Required work »
Images must not appear in your copy; reproduce every other part of the records exactly.

Excerpted records »
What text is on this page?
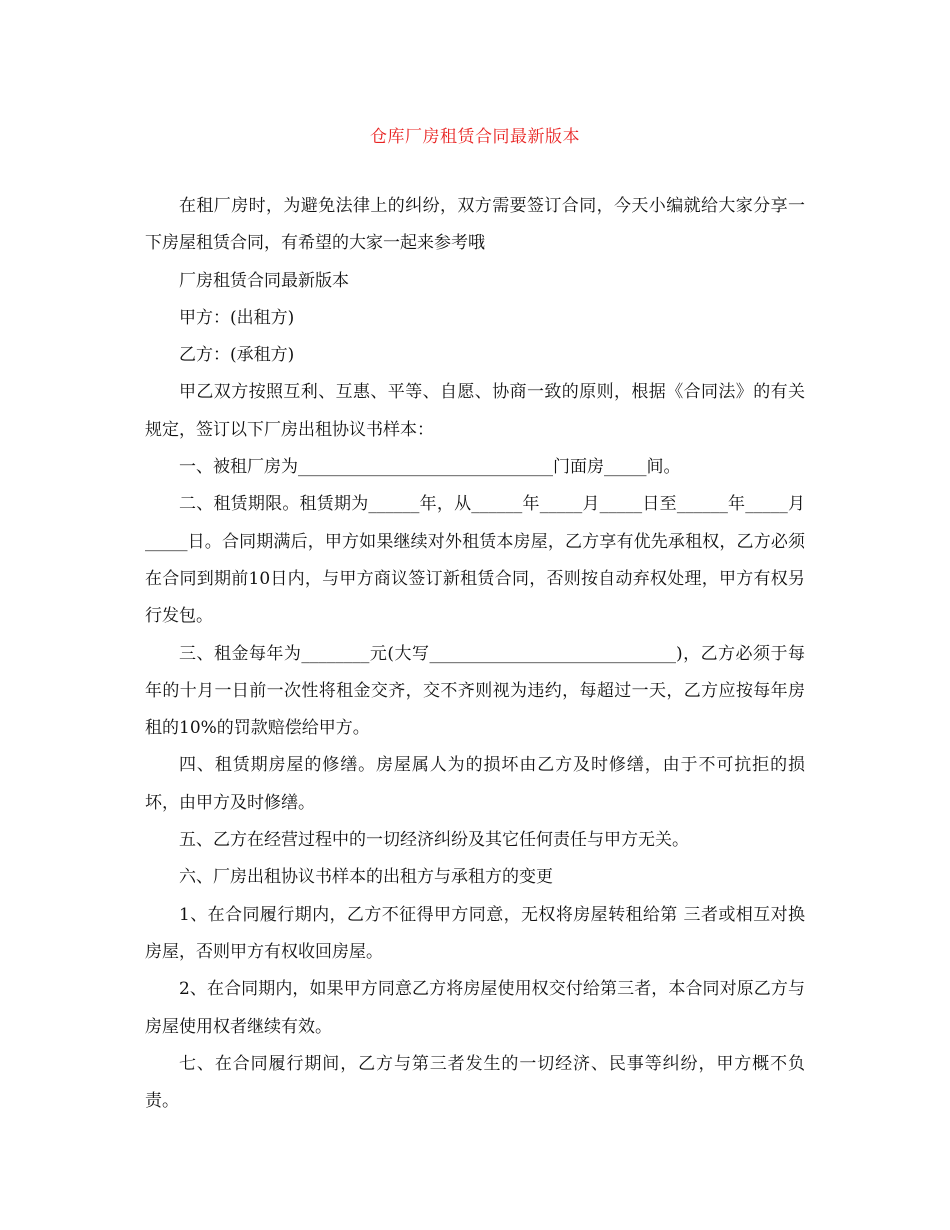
仓库厂房租赁合同最新版本

在租厂房时，为避免法律上的纠纷，双方需要签订合同，今天小编就给大家分享一下房屋租赁合同，有希望的大家一起来参考哦

厂房租赁合同最新版本

甲方：(出租方)

乙方：(承租方)

甲乙双方按照互利、互惠、平等、自愿、协商一致的原则，根据《合同法》的有关规定，签订以下厂房出租协议书样本：

一、被租厂房为______________________________门面房_____间。

二、租赁期限。租赁期为______年，从______年_____月_____日至______年_____月_____日。合同期满后，甲方如果继续对外租赁本房屋，乙方享有优先承租权，乙方必须在合同到期前10日内，与甲方商议签订新租赁合同，否则按自动弃权处理，甲方有权另行发包。

三、租金每年为________元(大写_____________________________)，乙方必须于每年的十月一日前一次性将租金交齐，交不齐则视为违约，每超过一天，乙方应按每年房租的10%的罚款赔偿给甲方。

四、租赁期房屋的修缮。房屋属人为的损坏由乙方及时修缮，由于不可抗拒的损坏，由甲方及时修缮。

五、乙方在经营过程中的一切经济纠纷及其它任何责任与甲方无关。

六、厂房出租协议书样本的出租方与承租方的变更

1、在合同履行期内，乙方不征得甲方同意，无权将房屋转租给第 三者或相互对换房屋，否则甲方有权收回房屋。

2、在合同期内，如果甲方同意乙方将房屋使用权交付给第三者，本合同对原乙方与房屋使用权者继续有效。

七、在合同履行期间，乙方与第三者发生的一切经济、民事等纠纷，甲方概不负责。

Answer for the task »
What text is on this page?
仓库厂房租赁合同最新版本

在租厂房时，为避免法律上的纠纷，双方需要签订合同，今天小编就给大家分享一下房屋租赁合同，有希望的大家一起来参考哦

厂房租赁合同最新版本

甲方：(出租方)

乙方：(承租方)

甲乙双方按照互利、互惠、平等、自愿、协商一致的原则，根据《合同法》的有关规定，签订以下厂房出租协议书样本：

一、被租厂房为______________________________门面房_____间。

二、租赁期限。租赁期为______年，从______年_____月_____日至______年_____月_____日。合同期满后，甲方如果继续对外租赁本房屋，乙方享有优先承租权，乙方必须在合同到期前10日内，与甲方商议签订新租赁合同，否则按自动弃权处理，甲方有权另行发包。

三、租金每年为________元(大写_____________________________)，乙方必须于每年的十月一日前一次性将租金交齐，交不齐则视为违约，每超过一天，乙方应按每年房租的10%的罚款赔偿给甲方。

四、租赁期房屋的修缮。房屋属人为的损坏由乙方及时修缮，由于不可抗拒的损坏，由甲方及时修缮。

五、乙方在经营过程中的一切经济纠纷及其它任何责任与甲方无关。

六、厂房出租协议书样本的出租方与承租方的变更

1、在合同履行期内，乙方不征得甲方同意，无权将房屋转租给第 三者或相互对换房屋，否则甲方有权收回房屋。

2、在合同期内，如果甲方同意乙方将房屋使用权交付给第三者，本合同对原乙方与房屋使用权者继续有效。

七、在合同履行期间，乙方与第三者发生的一切经济、民事等纠纷，甲方概不负责。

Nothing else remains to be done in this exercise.